### WHAT IS EXPECTED:
Restate, word for word, all of the material shown below.

Dataset listings of figures
= = = =
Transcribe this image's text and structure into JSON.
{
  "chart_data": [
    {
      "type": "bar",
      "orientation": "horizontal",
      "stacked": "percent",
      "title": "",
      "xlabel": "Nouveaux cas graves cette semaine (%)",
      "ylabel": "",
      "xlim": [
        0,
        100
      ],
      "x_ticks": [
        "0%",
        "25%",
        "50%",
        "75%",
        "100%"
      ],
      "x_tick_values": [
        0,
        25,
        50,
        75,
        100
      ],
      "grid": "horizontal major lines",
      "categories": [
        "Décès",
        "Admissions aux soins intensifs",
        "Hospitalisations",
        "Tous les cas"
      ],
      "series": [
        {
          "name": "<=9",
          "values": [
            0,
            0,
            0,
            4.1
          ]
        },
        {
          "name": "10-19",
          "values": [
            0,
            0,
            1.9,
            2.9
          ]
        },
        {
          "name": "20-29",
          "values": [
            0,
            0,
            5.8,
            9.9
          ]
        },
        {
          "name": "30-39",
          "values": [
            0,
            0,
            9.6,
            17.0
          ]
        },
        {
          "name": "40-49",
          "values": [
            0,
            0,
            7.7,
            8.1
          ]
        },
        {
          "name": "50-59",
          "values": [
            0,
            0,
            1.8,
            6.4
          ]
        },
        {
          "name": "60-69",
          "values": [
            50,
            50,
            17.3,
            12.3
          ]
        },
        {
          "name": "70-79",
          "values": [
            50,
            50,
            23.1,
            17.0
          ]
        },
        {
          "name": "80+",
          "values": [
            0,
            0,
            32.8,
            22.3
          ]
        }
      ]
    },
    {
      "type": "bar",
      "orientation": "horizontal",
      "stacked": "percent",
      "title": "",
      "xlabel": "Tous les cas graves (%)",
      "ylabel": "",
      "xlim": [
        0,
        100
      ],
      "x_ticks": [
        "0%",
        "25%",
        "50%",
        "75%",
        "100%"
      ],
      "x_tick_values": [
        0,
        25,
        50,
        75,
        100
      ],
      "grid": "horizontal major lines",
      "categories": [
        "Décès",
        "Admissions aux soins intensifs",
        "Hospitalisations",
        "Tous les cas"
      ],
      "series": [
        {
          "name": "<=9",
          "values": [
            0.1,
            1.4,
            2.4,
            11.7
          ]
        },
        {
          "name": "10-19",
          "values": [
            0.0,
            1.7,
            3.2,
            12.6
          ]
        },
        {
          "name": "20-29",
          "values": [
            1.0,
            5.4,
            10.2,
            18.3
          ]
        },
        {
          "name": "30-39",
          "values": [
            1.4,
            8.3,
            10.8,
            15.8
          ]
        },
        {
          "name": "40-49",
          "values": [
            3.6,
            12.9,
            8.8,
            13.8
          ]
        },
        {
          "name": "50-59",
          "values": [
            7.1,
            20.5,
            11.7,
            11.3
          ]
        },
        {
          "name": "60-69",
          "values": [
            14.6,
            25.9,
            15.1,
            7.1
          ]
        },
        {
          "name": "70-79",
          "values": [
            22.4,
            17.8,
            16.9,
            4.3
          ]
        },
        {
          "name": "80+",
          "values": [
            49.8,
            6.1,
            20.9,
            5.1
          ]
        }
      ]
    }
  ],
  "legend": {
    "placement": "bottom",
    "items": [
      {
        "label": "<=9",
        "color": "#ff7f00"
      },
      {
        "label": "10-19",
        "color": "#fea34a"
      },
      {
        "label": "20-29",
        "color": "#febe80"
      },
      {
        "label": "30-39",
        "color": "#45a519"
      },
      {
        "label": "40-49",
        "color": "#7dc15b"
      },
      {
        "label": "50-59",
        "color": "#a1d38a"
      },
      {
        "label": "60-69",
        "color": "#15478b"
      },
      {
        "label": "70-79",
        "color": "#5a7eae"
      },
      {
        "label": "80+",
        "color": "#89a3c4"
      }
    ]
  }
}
= = = =
### SOLUTION FOR THIS EXERCISE:
Transcribe this image's text and structure into JSON.
{
  "chart_data": [
    {
      "type": "bar",
      "orientation": "horizontal",
      "stacked": "percent",
      "title": "",
      "xlabel": "Nouveaux cas graves cette semaine (%)",
      "ylabel": "",
      "xlim": [
        0,
        100
      ],
      "x_ticks": [
        "0%",
        "25%",
        "50%",
        "75%",
        "100%"
      ],
      "x_tick_values": [
        0,
        25,
        50,
        75,
        100
      ],
      "grid": "horizontal major lines",
      "categories": [
        "Décès",
        "Admissions aux soins intensifs",
        "Hospitalisations",
        "Tous les cas"
      ],
      "series": [
        {
          "name": "<=9",
          "values": [
            0,
            0,
            0,
            4.1
          ]
        },
        {
          "name": "10-19",
          "values": [
            0,
            0,
            1.9,
            2.9
          ]
        },
        {
          "name": "20-29",
          "values": [
            0,
            0,
            5.8,
            9.9
          ]
        },
        {
          "name": "30-39",
          "values": [
            0,
            0,
            9.6,
            17.0
          ]
        },
        {
          "name": "40-49",
          "values": [
            0,
            0,
            7.7,
            8.1
          ]
        },
        {
          "name": "50-59",
          "values": [
            0,
            0,
            1.8,
            6.4
          ]
        },
        {
          "name": "60-69",
          "values": [
            50,
            50,
            17.3,
            12.3
          ]
        },
        {
          "name": "70-79",
          "values": [
            50,
            50,
            23.1,
            17.0
          ]
        },
        {
          "name": "80+",
          "values": [
            0,
            0,
            32.8,
            22.3
          ]
        }
      ]
    },
    {
      "type": "bar",
      "orientation": "horizontal",
      "stacked": "percent",
      "title": "",
      "xlabel": "Tous les cas graves (%)",
      "ylabel": "",
      "xlim": [
        0,
        100
      ],
      "x_ticks": [
        "0%",
        "25%",
        "50%",
        "75%",
        "100%"
      ],
      "x_tick_values": [
        0,
        25,
        50,
        75,
        100
      ],
      "grid": "horizontal major lines",
      "categories": [
        "Décès",
        "Admissions aux soins intensifs",
        "Hospitalisations",
        "Tous les cas"
      ],
      "series": [
        {
          "name": "<=9",
          "values": [
            0.1,
            1.4,
            2.4,
            11.7
          ]
        },
        {
          "name": "10-19",
          "values": [
            0.0,
            1.7,
            3.2,
            12.6
          ]
        },
        {
          "name": "20-29",
          "values": [
            1.0,
            5.4,
            10.2,
            18.3
          ]
        },
        {
          "name": "30-39",
          "values": [
            1.4,
            8.3,
            10.8,
            15.8
          ]
        },
        {
          "name": "40-49",
          "values": [
            3.6,
            12.9,
            8.8,
            13.8
          ]
        },
        {
          "name": "50-59",
          "values": [
            7.1,
            20.5,
            11.7,
            11.3
          ]
        },
        {
          "name": "60-69",
          "values": [
            14.6,
            25.9,
            15.1,
            7.1
          ]
        },
        {
          "name": "70-79",
          "values": [
            22.4,
            17.8,
            16.9,
            4.3
          ]
        },
        {
          "name": "80+",
          "values": [
            49.8,
            6.1,
            20.9,
            5.1
          ]
        }
      ]
    }
  ],
  "legend": {
    "placement": "bottom",
    "items": [
      {
        "label": "<=9",
        "color": "#ff7f00"
      },
      {
        "label": "10-19",
        "color": "#fea34a"
      },
      {
        "label": "20-29",
        "color": "#febe80"
      },
      {
        "label": "30-39",
        "color": "#45a519"
      },
      {
        "label": "40-49",
        "color": "#7dc15b"
      },
      {
        "label": "50-59",
        "color": "#a1d38a"
      },
      {
        "label": "60-69",
        "color": "#15478b"
      },
      {
        "label": "70-79",
        "color": "#5a7eae"
      },
      {
        "label": "80+",
        "color": "#89a3c4"
      }
    ]
  }
}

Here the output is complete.